What the task requires » Count the lines that hold the string "грудью". Reply with the number alone.

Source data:

────────

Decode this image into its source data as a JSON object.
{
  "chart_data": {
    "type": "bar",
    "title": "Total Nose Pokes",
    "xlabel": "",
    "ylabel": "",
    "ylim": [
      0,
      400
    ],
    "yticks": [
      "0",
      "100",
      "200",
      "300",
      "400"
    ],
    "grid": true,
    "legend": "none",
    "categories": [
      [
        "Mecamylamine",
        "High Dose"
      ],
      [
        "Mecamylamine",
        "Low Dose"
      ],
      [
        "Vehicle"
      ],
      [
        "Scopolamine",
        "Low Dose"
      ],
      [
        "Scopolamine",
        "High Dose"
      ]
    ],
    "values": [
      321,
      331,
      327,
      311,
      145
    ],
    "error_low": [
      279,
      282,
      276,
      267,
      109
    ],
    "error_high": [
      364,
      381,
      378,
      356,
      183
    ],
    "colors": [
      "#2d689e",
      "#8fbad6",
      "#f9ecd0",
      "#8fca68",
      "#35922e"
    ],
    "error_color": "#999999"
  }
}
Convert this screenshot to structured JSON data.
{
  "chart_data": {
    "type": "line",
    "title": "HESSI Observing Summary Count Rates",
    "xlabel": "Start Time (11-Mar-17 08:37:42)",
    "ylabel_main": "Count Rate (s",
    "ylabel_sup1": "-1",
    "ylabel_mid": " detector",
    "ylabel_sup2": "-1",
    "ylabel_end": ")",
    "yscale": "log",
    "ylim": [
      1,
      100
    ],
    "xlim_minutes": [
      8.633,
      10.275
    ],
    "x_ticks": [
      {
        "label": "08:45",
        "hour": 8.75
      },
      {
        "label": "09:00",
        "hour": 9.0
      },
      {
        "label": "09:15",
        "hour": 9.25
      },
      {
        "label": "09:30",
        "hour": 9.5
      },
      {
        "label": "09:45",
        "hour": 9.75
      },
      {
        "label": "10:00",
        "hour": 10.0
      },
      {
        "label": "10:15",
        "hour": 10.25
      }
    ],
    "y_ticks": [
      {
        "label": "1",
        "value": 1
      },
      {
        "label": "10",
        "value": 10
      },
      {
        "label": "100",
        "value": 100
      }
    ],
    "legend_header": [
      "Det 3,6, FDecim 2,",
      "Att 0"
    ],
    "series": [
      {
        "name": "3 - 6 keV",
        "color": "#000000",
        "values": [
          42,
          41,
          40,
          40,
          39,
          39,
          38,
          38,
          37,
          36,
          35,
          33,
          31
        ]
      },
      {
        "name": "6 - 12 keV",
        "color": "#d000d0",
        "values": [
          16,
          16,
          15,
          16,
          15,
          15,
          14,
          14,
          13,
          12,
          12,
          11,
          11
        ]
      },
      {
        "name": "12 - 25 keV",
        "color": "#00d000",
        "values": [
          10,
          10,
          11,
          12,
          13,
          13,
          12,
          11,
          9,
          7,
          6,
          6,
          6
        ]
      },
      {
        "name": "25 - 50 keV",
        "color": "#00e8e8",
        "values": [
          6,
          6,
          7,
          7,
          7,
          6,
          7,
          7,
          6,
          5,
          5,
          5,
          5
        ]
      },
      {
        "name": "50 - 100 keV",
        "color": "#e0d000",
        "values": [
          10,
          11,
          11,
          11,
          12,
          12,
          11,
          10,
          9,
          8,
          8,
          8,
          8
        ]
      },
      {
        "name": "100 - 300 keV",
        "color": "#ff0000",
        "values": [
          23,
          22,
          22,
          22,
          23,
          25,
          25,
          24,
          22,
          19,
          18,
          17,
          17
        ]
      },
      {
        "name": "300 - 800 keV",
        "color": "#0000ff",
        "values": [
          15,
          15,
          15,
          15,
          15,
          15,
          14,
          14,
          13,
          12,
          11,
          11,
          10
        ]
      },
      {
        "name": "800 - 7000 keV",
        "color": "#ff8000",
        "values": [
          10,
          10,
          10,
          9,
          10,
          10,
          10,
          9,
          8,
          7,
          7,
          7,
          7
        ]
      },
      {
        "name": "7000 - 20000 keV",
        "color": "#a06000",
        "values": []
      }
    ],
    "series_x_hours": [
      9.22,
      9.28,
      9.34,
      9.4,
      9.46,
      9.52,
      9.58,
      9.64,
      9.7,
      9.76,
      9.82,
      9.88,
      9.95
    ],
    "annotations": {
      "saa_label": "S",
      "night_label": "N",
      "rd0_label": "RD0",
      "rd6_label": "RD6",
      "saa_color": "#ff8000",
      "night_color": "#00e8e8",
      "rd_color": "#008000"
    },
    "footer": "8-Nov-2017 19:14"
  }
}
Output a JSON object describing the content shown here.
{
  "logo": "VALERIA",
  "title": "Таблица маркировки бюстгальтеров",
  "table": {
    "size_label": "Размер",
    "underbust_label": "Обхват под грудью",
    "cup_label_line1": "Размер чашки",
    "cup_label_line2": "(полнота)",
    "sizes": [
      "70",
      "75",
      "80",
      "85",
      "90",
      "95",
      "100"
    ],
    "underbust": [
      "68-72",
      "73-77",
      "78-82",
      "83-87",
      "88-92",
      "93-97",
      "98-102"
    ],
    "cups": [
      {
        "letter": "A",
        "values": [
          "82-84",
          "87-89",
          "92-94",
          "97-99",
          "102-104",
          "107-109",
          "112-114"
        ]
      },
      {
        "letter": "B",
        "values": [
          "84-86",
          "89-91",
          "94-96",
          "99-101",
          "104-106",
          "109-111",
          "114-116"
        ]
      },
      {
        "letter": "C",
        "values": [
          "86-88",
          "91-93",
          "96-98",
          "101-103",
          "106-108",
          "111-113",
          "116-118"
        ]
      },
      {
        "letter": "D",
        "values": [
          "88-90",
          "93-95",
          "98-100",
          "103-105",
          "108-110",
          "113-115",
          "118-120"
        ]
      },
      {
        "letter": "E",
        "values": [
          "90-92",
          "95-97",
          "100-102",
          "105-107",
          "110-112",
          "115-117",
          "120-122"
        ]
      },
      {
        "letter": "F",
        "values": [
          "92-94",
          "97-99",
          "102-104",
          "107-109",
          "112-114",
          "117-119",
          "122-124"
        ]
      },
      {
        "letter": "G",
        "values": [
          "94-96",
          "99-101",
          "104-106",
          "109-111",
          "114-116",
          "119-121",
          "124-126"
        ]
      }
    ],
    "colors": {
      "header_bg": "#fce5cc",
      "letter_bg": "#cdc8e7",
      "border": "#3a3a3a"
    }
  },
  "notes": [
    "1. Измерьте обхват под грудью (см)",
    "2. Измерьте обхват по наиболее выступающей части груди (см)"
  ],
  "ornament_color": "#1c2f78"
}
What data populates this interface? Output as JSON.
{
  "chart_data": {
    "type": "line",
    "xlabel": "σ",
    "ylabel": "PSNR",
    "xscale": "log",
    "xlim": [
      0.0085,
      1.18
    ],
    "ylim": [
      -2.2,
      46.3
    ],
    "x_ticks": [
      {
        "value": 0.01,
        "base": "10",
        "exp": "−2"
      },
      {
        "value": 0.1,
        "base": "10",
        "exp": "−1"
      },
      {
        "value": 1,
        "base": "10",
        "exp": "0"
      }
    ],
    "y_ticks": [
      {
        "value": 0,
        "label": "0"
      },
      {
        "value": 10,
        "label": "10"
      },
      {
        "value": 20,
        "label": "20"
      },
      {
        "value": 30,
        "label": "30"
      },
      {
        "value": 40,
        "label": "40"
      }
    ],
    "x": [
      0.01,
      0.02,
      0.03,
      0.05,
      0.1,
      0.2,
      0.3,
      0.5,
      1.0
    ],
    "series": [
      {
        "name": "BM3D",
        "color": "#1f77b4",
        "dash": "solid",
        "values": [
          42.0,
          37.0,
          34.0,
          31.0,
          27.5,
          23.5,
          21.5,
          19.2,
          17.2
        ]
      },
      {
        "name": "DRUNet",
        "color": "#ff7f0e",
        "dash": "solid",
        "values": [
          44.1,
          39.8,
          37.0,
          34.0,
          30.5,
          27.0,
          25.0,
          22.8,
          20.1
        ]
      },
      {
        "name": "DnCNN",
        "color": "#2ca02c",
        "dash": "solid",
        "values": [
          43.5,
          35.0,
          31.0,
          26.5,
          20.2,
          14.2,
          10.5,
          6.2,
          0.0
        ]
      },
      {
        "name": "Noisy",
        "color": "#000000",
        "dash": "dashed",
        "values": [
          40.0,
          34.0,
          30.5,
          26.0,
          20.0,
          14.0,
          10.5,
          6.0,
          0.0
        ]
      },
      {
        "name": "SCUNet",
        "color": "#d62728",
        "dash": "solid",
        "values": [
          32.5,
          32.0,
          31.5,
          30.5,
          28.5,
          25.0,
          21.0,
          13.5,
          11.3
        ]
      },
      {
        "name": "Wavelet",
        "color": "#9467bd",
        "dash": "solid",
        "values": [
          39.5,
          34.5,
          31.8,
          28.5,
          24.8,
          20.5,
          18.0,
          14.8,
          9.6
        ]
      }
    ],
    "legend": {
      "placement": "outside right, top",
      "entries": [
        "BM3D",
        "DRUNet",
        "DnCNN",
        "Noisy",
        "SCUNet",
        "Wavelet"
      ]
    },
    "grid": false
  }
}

────────

Answer to the task » 2